LISTING:
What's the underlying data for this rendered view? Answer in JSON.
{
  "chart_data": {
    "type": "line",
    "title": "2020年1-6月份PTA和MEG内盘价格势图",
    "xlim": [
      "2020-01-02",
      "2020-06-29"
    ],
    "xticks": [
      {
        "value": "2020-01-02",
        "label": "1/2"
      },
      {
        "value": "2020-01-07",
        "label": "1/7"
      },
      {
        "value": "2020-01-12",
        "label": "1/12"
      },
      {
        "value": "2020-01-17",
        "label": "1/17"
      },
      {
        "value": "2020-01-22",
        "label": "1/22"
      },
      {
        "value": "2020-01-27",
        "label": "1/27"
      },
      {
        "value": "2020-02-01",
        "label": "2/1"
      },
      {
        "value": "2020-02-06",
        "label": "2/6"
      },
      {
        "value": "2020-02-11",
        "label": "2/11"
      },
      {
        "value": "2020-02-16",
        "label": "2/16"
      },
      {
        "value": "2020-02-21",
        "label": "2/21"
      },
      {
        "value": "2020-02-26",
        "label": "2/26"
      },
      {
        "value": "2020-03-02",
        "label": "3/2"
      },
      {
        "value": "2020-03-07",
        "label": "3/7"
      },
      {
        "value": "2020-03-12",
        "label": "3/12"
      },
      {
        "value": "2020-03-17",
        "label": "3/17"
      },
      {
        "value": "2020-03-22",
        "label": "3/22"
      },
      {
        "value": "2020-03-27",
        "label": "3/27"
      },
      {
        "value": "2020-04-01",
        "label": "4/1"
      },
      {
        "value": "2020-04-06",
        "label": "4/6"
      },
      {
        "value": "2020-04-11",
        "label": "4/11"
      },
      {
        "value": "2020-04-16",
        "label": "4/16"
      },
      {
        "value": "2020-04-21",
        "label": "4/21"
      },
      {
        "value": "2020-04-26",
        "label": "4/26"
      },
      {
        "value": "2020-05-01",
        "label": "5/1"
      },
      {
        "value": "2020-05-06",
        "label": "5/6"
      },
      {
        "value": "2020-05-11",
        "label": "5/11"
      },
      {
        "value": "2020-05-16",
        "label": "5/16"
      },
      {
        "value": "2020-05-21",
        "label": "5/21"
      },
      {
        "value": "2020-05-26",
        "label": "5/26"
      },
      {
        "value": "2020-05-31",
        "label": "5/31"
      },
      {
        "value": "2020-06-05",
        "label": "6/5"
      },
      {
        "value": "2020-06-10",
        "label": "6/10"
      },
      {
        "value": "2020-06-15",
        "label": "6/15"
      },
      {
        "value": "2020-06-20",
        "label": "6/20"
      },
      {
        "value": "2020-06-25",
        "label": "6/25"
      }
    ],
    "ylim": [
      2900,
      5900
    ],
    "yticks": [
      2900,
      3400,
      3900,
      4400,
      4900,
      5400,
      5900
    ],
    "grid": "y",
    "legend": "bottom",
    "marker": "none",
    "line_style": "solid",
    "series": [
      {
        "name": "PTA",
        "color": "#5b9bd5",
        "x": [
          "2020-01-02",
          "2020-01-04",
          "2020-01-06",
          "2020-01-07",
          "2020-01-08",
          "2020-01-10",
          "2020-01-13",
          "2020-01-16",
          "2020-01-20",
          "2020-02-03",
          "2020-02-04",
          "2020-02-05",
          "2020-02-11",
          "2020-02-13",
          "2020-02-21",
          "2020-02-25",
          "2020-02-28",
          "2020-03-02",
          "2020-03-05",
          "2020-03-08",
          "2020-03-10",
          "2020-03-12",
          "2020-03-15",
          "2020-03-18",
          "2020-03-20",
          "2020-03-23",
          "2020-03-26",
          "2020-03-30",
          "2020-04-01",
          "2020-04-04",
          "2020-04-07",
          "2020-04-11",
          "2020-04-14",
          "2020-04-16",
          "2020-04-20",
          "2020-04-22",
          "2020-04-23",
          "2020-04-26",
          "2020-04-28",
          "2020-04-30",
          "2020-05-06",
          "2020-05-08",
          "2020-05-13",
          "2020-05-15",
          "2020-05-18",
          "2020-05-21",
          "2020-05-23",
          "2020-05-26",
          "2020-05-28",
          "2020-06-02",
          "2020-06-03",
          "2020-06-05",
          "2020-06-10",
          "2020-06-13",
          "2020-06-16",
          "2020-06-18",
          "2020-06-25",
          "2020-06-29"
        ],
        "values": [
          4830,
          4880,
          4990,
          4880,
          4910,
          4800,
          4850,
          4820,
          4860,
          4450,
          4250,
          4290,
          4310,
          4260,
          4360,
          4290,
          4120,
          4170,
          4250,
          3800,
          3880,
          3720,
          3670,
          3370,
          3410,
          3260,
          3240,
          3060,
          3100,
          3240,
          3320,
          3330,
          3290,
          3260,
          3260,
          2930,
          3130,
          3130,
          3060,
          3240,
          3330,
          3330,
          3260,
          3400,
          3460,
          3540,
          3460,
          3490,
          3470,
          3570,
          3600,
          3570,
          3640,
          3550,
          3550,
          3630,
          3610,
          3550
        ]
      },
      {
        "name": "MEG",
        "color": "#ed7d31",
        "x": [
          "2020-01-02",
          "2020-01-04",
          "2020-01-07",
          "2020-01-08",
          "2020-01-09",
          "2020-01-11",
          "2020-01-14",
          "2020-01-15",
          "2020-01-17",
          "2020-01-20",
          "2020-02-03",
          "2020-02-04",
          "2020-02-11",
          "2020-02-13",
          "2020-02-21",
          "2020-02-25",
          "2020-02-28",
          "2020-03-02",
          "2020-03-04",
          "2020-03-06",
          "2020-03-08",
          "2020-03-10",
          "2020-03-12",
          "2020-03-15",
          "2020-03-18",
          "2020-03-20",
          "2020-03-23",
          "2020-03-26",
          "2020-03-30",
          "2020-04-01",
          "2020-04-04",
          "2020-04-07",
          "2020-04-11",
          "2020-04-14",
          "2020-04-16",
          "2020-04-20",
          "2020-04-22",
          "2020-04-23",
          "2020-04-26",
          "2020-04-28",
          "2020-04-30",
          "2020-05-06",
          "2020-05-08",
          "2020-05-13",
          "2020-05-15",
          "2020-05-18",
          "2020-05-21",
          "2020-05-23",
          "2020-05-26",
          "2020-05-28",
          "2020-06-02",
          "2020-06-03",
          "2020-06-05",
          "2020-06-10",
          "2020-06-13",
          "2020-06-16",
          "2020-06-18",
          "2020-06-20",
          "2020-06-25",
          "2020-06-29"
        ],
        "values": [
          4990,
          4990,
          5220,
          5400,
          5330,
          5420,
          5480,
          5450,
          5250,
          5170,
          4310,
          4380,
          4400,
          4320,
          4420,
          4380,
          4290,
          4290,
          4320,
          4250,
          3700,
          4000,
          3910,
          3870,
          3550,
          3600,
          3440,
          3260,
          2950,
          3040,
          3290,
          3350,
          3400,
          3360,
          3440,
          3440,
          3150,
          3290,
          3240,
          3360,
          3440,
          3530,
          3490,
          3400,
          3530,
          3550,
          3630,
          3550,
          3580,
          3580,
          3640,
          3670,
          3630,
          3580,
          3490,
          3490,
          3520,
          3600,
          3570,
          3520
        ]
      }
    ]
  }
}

TASK TO COMPLETE: Return every record above exactly as it appears.

FULL OUTPUT:
What's the underlying data for this rendered view? Answer in JSON.
{
  "chart_data": {
    "type": "line",
    "title": "2020年1-6月份PTA和MEG内盘价格势图",
    "xlim": [
      "2020-01-02",
      "2020-06-29"
    ],
    "xticks": [
      {
        "value": "2020-01-02",
        "label": "1/2"
      },
      {
        "value": "2020-01-07",
        "label": "1/7"
      },
      {
        "value": "2020-01-12",
        "label": "1/12"
      },
      {
        "value": "2020-01-17",
        "label": "1/17"
      },
      {
        "value": "2020-01-22",
        "label": "1/22"
      },
      {
        "value": "2020-01-27",
        "label": "1/27"
      },
      {
        "value": "2020-02-01",
        "label": "2/1"
      },
      {
        "value": "2020-02-06",
        "label": "2/6"
      },
      {
        "value": "2020-02-11",
        "label": "2/11"
      },
      {
        "value": "2020-02-16",
        "label": "2/16"
      },
      {
        "value": "2020-02-21",
        "label": "2/21"
      },
      {
        "value": "2020-02-26",
        "label": "2/26"
      },
      {
        "value": "2020-03-02",
        "label": "3/2"
      },
      {
        "value": "2020-03-07",
        "label": "3/7"
      },
      {
        "value": "2020-03-12",
        "label": "3/12"
      },
      {
        "value": "2020-03-17",
        "label": "3/17"
      },
      {
        "value": "2020-03-22",
        "label": "3/22"
      },
      {
        "value": "2020-03-27",
        "label": "3/27"
      },
      {
        "value": "2020-04-01",
        "label": "4/1"
      },
      {
        "value": "2020-04-06",
        "label": "4/6"
      },
      {
        "value": "2020-04-11",
        "label": "4/11"
      },
      {
        "value": "2020-04-16",
        "label": "4/16"
      },
      {
        "value": "2020-04-21",
        "label": "4/21"
      },
      {
        "value": "2020-04-26",
        "label": "4/26"
      },
      {
        "value": "2020-05-01",
        "label": "5/1"
      },
      {
        "value": "2020-05-06",
        "label": "5/6"
      },
      {
        "value": "2020-05-11",
        "label": "5/11"
      },
      {
        "value": "2020-05-16",
        "label": "5/16"
      },
      {
        "value": "2020-05-21",
        "label": "5/21"
      },
      {
        "value": "2020-05-26",
        "label": "5/26"
      },
      {
        "value": "2020-05-31",
        "label": "5/31"
      },
      {
        "value": "2020-06-05",
        "label": "6/5"
      },
      {
        "value": "2020-06-10",
        "label": "6/10"
      },
      {
        "value": "2020-06-15",
        "label": "6/15"
      },
      {
        "value": "2020-06-20",
        "label": "6/20"
      },
      {
        "value": "2020-06-25",
        "label": "6/25"
      }
    ],
    "ylim": [
      2900,
      5900
    ],
    "yticks": [
      2900,
      3400,
      3900,
      4400,
      4900,
      5400,
      5900
    ],
    "grid": "y",
    "legend": "bottom",
    "marker": "none",
    "line_style": "solid",
    "series": [
      {
        "name": "PTA",
        "color": "#5b9bd5",
        "x": [
          "2020-01-02",
          "2020-01-04",
          "2020-01-06",
          "2020-01-07",
          "2020-01-08",
          "2020-01-10",
          "2020-01-13",
          "2020-01-16",
          "2020-01-20",
          "2020-02-03",
          "2020-02-04",
          "2020-02-05",
          "2020-02-11",
          "2020-02-13",
          "2020-02-21",
          "2020-02-25",
          "2020-02-28",
          "2020-03-02",
          "2020-03-05",
          "2020-03-08",
          "2020-03-10",
          "2020-03-12",
          "2020-03-15",
          "2020-03-18",
          "2020-03-20",
          "2020-03-23",
          "2020-03-26",
          "2020-03-30",
          "2020-04-01",
          "2020-04-04",
          "2020-04-07",
          "2020-04-11",
          "2020-04-14",
          "2020-04-16",
          "2020-04-20",
          "2020-04-22",
          "2020-04-23",
          "2020-04-26",
          "2020-04-28",
          "2020-04-30",
          "2020-05-06",
          "2020-05-08",
          "2020-05-13",
          "2020-05-15",
          "2020-05-18",
          "2020-05-21",
          "2020-05-23",
          "2020-05-26",
          "2020-05-28",
          "2020-06-02",
          "2020-06-03",
          "2020-06-05",
          "2020-06-10",
          "2020-06-13",
          "2020-06-16",
          "2020-06-18",
          "2020-06-25",
          "2020-06-29"
        ],
        "values": [
          4830,
          4880,
          4990,
          4880,
          4910,
          4800,
          4850,
          4820,
          4860,
          4450,
          4250,
          4290,
          4310,
          4260,
          4360,
          4290,
          4120,
          4170,
          4250,
          3800,
          3880,
          3720,
          3670,
          3370,
          3410,
          3260,
          3240,
          3060,
          3100,
          3240,
          3320,
          3330,
          3290,
          3260,
          3260,
          2930,
          3130,
          3130,
          3060,
          3240,
          3330,
          3330,
          3260,
          3400,
          3460,
          3540,
          3460,
          3490,
          3470,
          3570,
          3600,
          3570,
          3640,
          3550,
          3550,
          3630,
          3610,
          3550
        ]
      },
      {
        "name": "MEG",
        "color": "#ed7d31",
        "x": [
          "2020-01-02",
          "2020-01-04",
          "2020-01-07",
          "2020-01-08",
          "2020-01-09",
          "2020-01-11",
          "2020-01-14",
          "2020-01-15",
          "2020-01-17",
          "2020-01-20",
          "2020-02-03",
          "2020-02-04",
          "2020-02-11",
          "2020-02-13",
          "2020-02-21",
          "2020-02-25",
          "2020-02-28",
          "2020-03-02",
          "2020-03-04",
          "2020-03-06",
          "2020-03-08",
          "2020-03-10",
          "2020-03-12",
          "2020-03-15",
          "2020-03-18",
          "2020-03-20",
          "2020-03-23",
          "2020-03-26",
          "2020-03-30",
          "2020-04-01",
          "2020-04-04",
          "2020-04-07",
          "2020-04-11",
          "2020-04-14",
          "2020-04-16",
          "2020-04-20",
          "2020-04-22",
          "2020-04-23",
          "2020-04-26",
          "2020-04-28",
          "2020-04-30",
          "2020-05-06",
          "2020-05-08",
          "2020-05-13",
          "2020-05-15",
          "2020-05-18",
          "2020-05-21",
          "2020-05-23",
          "2020-05-26",
          "2020-05-28",
          "2020-06-02",
          "2020-06-03",
          "2020-06-05",
          "2020-06-10",
          "2020-06-13",
          "2020-06-16",
          "2020-06-18",
          "2020-06-20",
          "2020-06-25",
          "2020-06-29"
        ],
        "values": [
          4990,
          4990,
          5220,
          5400,
          5330,
          5420,
          5480,
          5450,
          5250,
          5170,
          4310,
          4380,
          4400,
          4320,
          4420,
          4380,
          4290,
          4290,
          4320,
          4250,
          3700,
          4000,
          3910,
          3870,
          3550,
          3600,
          3440,
          3260,
          2950,
          3040,
          3290,
          3350,
          3400,
          3360,
          3440,
          3440,
          3150,
          3290,
          3240,
          3360,
          3440,
          3530,
          3490,
          3400,
          3530,
          3550,
          3630,
          3550,
          3580,
          3580,
          3640,
          3670,
          3630,
          3580,
          3490,
          3490,
          3520,
          3600,
          3570,
          3520
        ]
      }
    ]
  }
}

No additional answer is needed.